* Start PROVIDED INFORMATION *
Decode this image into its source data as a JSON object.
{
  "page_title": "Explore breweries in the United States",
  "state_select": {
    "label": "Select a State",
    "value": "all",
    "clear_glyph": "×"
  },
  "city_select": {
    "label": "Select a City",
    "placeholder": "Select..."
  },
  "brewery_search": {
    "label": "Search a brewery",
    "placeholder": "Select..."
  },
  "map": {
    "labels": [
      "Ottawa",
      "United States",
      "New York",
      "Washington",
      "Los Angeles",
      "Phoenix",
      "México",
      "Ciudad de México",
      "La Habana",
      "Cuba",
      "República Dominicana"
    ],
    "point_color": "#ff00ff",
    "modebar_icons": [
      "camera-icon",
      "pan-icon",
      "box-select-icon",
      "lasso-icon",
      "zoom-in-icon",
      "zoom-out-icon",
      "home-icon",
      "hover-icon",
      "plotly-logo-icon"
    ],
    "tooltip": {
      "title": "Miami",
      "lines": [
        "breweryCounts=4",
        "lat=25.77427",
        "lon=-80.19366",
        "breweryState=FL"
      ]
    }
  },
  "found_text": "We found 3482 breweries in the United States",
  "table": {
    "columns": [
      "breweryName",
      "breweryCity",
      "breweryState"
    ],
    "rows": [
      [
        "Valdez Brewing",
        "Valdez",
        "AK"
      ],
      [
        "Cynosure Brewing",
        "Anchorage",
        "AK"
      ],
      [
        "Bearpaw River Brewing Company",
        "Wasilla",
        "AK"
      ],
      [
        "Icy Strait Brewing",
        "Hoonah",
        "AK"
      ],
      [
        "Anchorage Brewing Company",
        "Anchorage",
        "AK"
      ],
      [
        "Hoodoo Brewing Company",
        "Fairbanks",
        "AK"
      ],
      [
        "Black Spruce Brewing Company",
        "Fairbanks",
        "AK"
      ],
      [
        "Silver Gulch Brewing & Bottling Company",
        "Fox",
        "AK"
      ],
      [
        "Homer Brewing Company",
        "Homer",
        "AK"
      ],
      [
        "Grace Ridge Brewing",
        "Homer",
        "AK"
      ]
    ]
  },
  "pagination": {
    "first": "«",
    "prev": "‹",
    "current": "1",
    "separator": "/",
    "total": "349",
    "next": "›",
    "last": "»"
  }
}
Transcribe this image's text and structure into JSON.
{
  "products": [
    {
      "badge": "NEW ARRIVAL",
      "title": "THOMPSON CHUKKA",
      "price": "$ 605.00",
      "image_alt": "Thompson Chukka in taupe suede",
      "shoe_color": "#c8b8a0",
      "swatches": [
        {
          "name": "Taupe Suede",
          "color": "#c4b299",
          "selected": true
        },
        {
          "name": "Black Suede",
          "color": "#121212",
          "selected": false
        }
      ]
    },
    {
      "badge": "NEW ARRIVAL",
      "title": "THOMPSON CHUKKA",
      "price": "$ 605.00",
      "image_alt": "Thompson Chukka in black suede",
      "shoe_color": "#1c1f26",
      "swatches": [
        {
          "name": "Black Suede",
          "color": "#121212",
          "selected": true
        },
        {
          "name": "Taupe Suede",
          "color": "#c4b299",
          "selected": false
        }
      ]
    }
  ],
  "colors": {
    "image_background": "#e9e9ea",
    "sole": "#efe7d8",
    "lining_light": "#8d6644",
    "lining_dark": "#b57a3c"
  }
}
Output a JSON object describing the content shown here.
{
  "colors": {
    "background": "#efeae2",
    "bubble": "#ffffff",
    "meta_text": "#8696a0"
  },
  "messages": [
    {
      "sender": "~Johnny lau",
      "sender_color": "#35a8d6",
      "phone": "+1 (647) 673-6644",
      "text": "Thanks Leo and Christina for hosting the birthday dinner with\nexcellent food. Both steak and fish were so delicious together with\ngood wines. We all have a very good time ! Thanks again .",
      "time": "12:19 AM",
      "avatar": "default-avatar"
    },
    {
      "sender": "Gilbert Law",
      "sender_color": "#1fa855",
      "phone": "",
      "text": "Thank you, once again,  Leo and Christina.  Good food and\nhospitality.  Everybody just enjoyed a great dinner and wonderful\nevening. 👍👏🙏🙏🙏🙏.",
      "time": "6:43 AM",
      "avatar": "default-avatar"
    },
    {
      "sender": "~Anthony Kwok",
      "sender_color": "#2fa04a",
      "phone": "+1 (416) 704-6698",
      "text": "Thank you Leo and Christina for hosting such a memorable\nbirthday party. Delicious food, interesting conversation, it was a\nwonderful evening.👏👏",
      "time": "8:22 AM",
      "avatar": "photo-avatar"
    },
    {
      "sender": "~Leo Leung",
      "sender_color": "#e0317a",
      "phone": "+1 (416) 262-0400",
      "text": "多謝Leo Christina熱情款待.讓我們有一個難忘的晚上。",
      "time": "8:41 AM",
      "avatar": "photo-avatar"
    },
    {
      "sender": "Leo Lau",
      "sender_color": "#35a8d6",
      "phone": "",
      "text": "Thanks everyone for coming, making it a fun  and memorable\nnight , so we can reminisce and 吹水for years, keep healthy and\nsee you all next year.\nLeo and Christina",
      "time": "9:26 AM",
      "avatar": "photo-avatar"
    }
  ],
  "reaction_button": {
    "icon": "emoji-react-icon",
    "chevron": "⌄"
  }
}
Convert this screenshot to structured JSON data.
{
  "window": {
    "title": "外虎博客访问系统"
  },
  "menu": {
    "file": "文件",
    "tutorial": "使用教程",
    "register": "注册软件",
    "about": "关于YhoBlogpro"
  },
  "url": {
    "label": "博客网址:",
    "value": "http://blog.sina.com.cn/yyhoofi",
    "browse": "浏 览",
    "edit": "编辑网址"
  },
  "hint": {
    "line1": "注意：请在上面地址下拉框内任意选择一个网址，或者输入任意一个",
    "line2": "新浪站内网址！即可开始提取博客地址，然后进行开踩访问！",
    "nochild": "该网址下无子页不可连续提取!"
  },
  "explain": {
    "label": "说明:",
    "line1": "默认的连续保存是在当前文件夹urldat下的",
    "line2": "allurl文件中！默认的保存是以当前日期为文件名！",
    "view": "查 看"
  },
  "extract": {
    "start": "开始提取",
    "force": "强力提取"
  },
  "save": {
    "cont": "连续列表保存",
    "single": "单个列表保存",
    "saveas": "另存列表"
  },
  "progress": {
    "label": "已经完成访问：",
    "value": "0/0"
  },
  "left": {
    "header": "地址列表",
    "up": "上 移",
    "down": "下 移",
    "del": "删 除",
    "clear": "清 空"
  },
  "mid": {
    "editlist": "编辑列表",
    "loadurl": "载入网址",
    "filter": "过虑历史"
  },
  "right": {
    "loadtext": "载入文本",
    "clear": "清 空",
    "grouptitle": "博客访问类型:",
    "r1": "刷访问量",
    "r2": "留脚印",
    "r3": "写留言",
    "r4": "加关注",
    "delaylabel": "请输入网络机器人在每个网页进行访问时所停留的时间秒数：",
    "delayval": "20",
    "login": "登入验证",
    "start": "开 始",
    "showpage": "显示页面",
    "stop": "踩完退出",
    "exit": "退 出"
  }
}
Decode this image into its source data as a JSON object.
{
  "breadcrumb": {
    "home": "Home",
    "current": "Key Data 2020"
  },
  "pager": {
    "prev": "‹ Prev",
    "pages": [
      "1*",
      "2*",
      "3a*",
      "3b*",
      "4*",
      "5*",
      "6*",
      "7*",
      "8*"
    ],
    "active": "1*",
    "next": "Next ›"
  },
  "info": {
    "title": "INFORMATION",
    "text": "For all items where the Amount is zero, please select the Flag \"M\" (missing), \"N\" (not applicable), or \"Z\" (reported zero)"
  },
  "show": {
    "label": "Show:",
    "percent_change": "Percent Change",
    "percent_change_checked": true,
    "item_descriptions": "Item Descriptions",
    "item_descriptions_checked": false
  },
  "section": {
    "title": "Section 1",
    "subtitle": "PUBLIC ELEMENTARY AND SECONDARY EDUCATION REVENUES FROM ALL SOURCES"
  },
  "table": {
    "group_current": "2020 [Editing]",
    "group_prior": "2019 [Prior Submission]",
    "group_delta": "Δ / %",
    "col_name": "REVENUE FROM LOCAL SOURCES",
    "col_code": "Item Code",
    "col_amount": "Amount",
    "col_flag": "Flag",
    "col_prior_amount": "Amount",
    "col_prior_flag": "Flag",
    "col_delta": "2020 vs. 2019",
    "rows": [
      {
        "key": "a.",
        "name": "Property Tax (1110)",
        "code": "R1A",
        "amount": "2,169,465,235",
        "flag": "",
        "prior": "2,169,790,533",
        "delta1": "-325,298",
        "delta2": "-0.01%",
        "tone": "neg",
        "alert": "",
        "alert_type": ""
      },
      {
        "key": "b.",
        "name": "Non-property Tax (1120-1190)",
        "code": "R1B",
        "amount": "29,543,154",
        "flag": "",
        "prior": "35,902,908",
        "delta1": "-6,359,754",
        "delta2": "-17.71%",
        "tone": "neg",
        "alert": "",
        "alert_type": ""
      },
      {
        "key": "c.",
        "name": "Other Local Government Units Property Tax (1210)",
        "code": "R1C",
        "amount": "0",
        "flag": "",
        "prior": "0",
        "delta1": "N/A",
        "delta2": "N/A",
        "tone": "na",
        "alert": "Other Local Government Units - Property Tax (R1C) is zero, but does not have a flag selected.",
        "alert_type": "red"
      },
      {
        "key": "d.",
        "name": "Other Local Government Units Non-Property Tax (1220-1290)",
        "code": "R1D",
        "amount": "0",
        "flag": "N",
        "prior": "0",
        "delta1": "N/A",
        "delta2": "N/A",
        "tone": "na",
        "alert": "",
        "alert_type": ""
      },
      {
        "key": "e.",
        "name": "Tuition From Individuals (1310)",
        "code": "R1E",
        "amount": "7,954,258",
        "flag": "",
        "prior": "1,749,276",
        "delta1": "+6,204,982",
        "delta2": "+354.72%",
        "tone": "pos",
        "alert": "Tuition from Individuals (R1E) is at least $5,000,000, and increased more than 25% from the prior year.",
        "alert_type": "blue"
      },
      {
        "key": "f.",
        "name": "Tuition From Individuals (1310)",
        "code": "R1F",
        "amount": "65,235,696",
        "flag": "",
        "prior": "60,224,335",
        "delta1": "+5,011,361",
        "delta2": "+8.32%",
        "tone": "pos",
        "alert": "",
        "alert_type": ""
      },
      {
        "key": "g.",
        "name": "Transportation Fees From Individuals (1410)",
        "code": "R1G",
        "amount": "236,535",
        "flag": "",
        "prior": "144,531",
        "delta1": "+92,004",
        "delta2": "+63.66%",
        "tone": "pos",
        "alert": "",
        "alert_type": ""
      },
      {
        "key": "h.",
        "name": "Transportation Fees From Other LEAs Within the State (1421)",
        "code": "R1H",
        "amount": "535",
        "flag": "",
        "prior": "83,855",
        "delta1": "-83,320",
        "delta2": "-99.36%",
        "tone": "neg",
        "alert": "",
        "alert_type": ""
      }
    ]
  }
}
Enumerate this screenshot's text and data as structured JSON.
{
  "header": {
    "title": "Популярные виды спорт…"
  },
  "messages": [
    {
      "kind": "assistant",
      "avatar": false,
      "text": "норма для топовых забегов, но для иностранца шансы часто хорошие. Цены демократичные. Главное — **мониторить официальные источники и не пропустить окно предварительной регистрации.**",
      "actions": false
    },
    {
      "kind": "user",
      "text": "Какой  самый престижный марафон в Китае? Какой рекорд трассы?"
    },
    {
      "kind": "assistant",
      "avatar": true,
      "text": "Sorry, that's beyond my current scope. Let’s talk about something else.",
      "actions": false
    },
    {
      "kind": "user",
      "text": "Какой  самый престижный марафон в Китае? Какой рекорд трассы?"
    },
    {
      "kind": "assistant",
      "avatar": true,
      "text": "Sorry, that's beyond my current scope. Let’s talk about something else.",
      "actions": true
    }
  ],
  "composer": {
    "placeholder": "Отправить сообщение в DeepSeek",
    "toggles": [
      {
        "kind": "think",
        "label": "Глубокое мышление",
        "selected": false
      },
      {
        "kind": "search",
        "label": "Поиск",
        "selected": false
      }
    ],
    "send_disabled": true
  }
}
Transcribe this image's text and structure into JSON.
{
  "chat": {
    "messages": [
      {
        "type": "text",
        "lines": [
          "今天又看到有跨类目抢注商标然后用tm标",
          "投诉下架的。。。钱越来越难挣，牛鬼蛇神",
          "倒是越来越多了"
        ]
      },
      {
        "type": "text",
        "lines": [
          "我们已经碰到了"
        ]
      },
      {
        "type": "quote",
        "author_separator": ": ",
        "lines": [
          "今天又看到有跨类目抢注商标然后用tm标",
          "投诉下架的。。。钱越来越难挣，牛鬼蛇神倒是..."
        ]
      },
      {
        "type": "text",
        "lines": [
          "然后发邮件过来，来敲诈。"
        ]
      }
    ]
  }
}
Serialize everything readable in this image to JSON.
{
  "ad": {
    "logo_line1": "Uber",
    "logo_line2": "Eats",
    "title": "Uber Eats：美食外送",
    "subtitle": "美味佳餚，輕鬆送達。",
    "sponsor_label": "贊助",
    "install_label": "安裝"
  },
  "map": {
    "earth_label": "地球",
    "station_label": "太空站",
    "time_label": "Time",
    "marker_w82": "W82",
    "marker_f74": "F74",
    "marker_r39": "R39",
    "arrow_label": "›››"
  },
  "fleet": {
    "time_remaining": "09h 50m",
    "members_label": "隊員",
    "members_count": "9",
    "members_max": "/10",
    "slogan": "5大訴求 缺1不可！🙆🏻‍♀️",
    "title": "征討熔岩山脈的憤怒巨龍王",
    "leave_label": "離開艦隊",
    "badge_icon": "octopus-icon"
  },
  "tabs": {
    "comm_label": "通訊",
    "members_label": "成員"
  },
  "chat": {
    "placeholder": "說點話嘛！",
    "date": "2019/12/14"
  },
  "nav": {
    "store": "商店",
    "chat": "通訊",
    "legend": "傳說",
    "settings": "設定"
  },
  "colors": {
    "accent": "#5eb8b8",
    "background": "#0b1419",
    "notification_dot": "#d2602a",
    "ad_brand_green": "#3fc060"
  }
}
* End PROVIDED INFORMATION *
* [SET TASK]:
Exactly and only the lines from the line containing "Serialize everything readable" through the last line of the entries should be copied, both ends included.

* [SOLUTION FOR THIS TASK]:
Serialize everything readable in this image to JSON.
{
  "ad": {
    "logo_line1": "Uber",
    "logo_line2": "Eats",
    "title": "Uber Eats：美食外送",
    "subtitle": "美味佳餚，輕鬆送達。",
    "sponsor_label": "贊助",
    "install_label": "安裝"
  },
  "map": {
    "earth_label": "地球",
    "station_label": "太空站",
    "time_label": "Time",
    "marker_w82": "W82",
    "marker_f74": "F74",
    "marker_r39": "R39",
    "arrow_label": "›››"
  },
  "fleet": {
    "time_remaining": "09h 50m",
    "members_label": "隊員",
    "members_count": "9",
    "members_max": "/10",
    "slogan": "5大訴求 缺1不可！🙆🏻‍♀️",
    "title": "征討熔岩山脈的憤怒巨龍王",
    "leave_label": "離開艦隊",
    "badge_icon": "octopus-icon"
  },
  "tabs": {
    "comm_label": "通訊",
    "members_label": "成員"
  },
  "chat": {
    "placeholder": "說點話嘛！",
    "date": "2019/12/14"
  },
  "nav": {
    "store": "商店",
    "chat": "通訊",
    "legend": "傳說",
    "settings": "設定"
  },
  "colors": {
    "accent": "#5eb8b8",
    "background": "#0b1419",
    "notification_dot": "#d2602a",
    "ad_brand_green": "#3fc060"
  }
}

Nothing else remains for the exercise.